◆ Aim of the exercise
Find how many lines in the data below mention "không". Give the number only.

╭──

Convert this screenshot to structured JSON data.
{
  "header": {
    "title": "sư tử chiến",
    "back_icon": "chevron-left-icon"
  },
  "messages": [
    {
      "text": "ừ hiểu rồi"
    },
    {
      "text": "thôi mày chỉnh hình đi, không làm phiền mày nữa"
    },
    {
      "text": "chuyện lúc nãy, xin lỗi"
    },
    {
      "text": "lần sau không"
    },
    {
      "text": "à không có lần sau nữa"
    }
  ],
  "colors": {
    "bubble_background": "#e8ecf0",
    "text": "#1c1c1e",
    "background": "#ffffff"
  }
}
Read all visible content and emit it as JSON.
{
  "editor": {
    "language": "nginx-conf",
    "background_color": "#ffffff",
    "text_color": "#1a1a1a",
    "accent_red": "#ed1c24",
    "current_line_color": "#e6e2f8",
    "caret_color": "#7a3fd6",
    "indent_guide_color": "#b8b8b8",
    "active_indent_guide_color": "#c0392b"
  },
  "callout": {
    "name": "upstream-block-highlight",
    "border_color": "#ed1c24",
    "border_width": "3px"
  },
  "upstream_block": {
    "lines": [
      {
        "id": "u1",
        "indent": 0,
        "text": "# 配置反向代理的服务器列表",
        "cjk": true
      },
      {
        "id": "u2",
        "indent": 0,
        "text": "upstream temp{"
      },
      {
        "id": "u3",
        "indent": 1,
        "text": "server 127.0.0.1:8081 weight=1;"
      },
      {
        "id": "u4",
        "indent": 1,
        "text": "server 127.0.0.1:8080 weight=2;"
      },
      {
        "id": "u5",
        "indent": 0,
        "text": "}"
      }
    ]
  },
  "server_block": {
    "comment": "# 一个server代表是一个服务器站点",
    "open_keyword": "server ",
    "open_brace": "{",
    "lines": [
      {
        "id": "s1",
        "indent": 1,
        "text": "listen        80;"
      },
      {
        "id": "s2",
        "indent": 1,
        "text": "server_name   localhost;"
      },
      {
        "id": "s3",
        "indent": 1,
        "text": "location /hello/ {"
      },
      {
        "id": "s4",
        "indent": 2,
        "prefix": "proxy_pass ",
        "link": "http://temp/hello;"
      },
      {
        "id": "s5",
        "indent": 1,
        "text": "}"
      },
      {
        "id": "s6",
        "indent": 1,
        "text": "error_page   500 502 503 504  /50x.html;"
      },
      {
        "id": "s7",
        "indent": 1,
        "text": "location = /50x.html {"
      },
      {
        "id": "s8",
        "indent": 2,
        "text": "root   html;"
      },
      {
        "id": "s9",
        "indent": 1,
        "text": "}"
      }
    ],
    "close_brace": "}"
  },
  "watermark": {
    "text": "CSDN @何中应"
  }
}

╰──
╭──

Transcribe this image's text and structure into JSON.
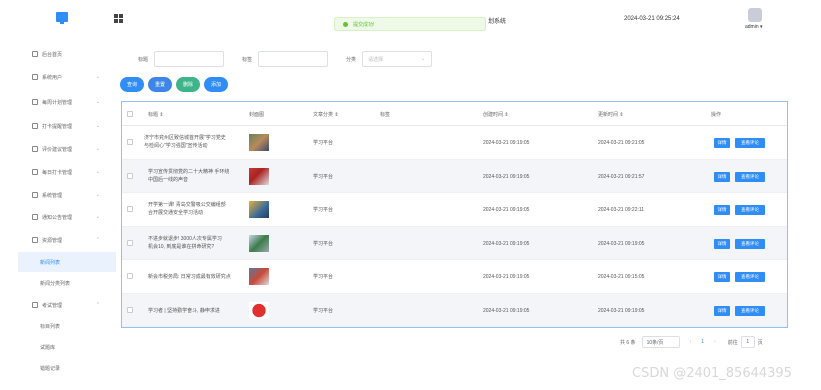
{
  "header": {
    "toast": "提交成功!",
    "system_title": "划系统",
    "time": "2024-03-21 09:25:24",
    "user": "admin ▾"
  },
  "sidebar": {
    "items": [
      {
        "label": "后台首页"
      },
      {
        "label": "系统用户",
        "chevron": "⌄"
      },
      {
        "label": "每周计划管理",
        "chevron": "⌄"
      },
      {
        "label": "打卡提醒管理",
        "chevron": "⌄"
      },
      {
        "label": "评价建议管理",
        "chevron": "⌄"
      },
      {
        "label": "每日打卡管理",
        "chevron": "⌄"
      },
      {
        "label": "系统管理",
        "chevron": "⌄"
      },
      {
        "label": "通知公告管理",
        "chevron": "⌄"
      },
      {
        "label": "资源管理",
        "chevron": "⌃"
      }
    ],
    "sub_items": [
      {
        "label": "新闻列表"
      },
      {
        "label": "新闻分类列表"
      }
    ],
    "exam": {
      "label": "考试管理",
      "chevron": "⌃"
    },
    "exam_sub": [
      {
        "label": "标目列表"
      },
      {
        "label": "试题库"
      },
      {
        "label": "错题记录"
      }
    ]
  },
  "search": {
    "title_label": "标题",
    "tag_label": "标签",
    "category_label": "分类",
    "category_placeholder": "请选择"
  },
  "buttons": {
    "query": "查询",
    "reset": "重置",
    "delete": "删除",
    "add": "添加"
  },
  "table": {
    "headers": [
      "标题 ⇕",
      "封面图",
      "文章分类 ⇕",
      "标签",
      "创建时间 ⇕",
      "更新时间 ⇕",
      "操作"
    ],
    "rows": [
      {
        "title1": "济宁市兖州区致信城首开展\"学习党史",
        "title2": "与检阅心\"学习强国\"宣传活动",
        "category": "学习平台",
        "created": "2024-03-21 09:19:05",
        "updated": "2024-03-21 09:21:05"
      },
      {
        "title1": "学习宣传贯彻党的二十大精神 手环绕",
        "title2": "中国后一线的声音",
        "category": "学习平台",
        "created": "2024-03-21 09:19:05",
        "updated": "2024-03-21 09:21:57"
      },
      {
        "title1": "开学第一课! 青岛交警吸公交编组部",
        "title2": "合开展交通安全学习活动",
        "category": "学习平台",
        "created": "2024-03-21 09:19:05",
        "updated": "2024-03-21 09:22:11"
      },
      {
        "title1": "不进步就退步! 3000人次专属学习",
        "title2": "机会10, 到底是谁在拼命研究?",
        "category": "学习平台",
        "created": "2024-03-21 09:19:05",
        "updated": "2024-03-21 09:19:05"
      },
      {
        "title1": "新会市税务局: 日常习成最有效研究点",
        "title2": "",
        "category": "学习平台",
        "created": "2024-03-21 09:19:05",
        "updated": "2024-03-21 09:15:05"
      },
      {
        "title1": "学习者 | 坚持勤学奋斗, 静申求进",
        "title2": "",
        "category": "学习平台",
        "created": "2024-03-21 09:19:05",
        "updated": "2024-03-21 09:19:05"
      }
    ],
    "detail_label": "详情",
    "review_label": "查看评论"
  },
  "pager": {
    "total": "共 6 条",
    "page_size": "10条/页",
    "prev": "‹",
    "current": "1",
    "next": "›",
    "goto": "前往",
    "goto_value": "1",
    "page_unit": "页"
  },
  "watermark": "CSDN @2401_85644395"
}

╰──

◆ Exercise answer
3